Arrange the data below as a JSON list of strings with one string per line, leaving out any blank lines.

Data excerpts:
============================================================

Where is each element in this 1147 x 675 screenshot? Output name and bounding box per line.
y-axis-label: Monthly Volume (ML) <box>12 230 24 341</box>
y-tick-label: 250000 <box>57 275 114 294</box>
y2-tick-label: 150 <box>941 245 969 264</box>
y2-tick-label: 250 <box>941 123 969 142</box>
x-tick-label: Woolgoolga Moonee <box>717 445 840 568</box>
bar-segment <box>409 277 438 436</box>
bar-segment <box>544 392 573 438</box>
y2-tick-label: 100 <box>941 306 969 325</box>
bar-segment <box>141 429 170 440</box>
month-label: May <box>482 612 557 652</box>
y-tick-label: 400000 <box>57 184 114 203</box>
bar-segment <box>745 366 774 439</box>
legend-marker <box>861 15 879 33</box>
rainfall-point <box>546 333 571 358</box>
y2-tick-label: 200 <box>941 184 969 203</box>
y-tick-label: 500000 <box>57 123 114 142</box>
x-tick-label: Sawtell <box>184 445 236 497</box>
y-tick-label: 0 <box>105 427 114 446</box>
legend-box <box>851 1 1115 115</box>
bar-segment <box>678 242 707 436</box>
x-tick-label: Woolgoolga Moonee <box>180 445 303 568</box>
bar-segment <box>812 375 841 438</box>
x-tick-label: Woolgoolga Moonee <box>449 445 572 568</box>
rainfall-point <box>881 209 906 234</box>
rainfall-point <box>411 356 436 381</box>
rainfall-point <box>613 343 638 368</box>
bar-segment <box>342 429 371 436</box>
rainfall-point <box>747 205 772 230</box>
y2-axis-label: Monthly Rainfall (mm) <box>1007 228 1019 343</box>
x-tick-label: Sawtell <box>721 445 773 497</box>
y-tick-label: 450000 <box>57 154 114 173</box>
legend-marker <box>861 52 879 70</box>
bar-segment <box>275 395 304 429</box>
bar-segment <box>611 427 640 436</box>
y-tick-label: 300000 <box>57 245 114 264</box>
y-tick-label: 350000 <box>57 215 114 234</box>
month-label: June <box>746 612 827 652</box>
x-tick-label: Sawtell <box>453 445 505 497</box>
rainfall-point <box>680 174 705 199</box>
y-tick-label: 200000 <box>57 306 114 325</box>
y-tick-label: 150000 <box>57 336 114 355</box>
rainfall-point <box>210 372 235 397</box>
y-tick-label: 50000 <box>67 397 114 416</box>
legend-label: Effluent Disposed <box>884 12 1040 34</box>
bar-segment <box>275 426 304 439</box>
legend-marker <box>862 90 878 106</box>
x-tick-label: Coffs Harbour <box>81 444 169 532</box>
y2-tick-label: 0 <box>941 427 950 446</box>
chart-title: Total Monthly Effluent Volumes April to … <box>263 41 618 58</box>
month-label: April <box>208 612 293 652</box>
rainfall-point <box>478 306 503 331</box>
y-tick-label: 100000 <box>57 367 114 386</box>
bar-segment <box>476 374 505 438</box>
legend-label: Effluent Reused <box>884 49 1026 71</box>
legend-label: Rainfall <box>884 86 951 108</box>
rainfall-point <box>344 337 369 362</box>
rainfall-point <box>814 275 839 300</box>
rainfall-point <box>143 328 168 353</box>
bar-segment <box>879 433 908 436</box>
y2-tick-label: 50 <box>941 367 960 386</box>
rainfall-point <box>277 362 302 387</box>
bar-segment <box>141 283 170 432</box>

============================================================

Task response:
[
  "Where is each element in this 1147 x 675 screenshot? Output name and bounding box per line.",
  "y-axis-label: Monthly Volume (ML) <box>12 230 24 341</box>",
  "y-tick-label: 250000 <box>57 275 114 294</box>",
  "y2-tick-label: 150 <box>941 245 969 264</box>",
  "y2-tick-label: 250 <box>941 123 969 142</box>",
  "x-tick-label: Woolgoolga Moonee <box>717 445 840 568</box>",
  "bar-segment <box>409 277 438 436</box>",
  "bar-segment <box>544 392 573 438</box>",
  "y2-tick-label: 100 <box>941 306 969 325</box>",
  "bar-segment <box>141 429 170 440</box>",
  "month-label: May <box>482 612 557 652</box>",
  "y-tick-label: 400000 <box>57 184 114 203</box>",
  "bar-segment <box>745 366 774 439</box>",
  "legend-marker <box>861 15 879 33</box>",
  "rainfall-point <box>546 333 571 358</box>",
  "y2-tick-label: 200 <box>941 184 969 203</box>",
  "y-tick-label: 500000 <box>57 123 114 142</box>",
  "x-tick-label: Sawtell <box>184 445 236 497</box>",
  "y-tick-label: 0 <box>105 427 114 446</box>",
  "legend-box <box>851 1 1115 115</box>",
  "bar-segment <box>678 242 707 436</box>",
  "x-tick-label: Woolgoolga Moonee <box>180 445 303 568</box>",
  "bar-segment <box>812 375 841 438</box>",
  "x-tick-label: Woolgoolga Moonee <box>449 445 572 568</box>",
  "rainfall-point <box>881 209 906 234</box>",
  "rainfall-point <box>411 356 436 381</box>",
  "rainfall-point <box>613 343 638 368</box>",
  "bar-segment <box>342 429 371 436</box>",
  "rainfall-point <box>747 205 772 230</box>",
  "y2-axis-label: Monthly Rainfall (mm) <box>1007 228 1019 343</box>",
  "x-tick-label: Sawtell <box>721 445 773 497</box>",
  "y-tick-label: 450000 <box>57 154 114 173</box>",
  "legend-marker <box>861 52 879 70</box>",
  "bar-segment <box>275 395 304 429</box>",
  "bar-segment <box>611 427 640 436</box>",
  "y-tick-label: 300000 <box>57 245 114 264</box>",
  "y-tick-label: 350000 <box>57 215 114 234</box>",
  "month-label: June <box>746 612 827 652</box>",
  "x-tick-label: Sawtell <box>453 445 505 497</box>",
  "rainfall-point <box>680 174 705 199</box>",
  "y-tick-label: 200000 <box>57 306 114 325</box>",
  "y-tick-label: 150000 <box>57 336 114 355</box>",
  "rainfall-point <box>210 372 235 397</box>",
  "y-tick-label: 50000 <box>67 397 114 416</box>",
  "legend-label: Effluent Disposed <box>884 12 1040 34</box>",
  "bar-segment <box>275 426 304 439</box>",
  "legend-marker <box>862 90 878 106</box>",
  "x-tick-label: Coffs Harbour <box>81 444 169 532</box>",
  "y2-tick-label: 0 <box>941 427 950 446</box>",
  "chart-title: Total Monthly Effluent Volumes April to … <box>263 41 618 58</box>",
  "month-label: April <box>208 612 293 652</box>",
  "rainfall-point <box>478 306 503 331</box>",
  "y-tick-label: 100000 <box>57 367 114 386</box>",
  "bar-segment <box>476 374 505 438</box>",
  "legend-label: Effluent Reused <box>884 49 1026 71</box>",
  "legend-label: Rainfall <box>884 86 951 108</box>",
  "rainfall-point <box>344 337 369 362</box>",
  "rainfall-point <box>814 275 839 300</box>",
  "rainfall-point <box>143 328 168 353</box>",
  "bar-segment <box>879 433 908 436</box>",
  "y2-tick-label: 50 <box>941 367 960 386</box>",
  "rainfall-point <box>277 362 302 387</box>",
  "bar-segment <box>141 283 170 432</box>"
]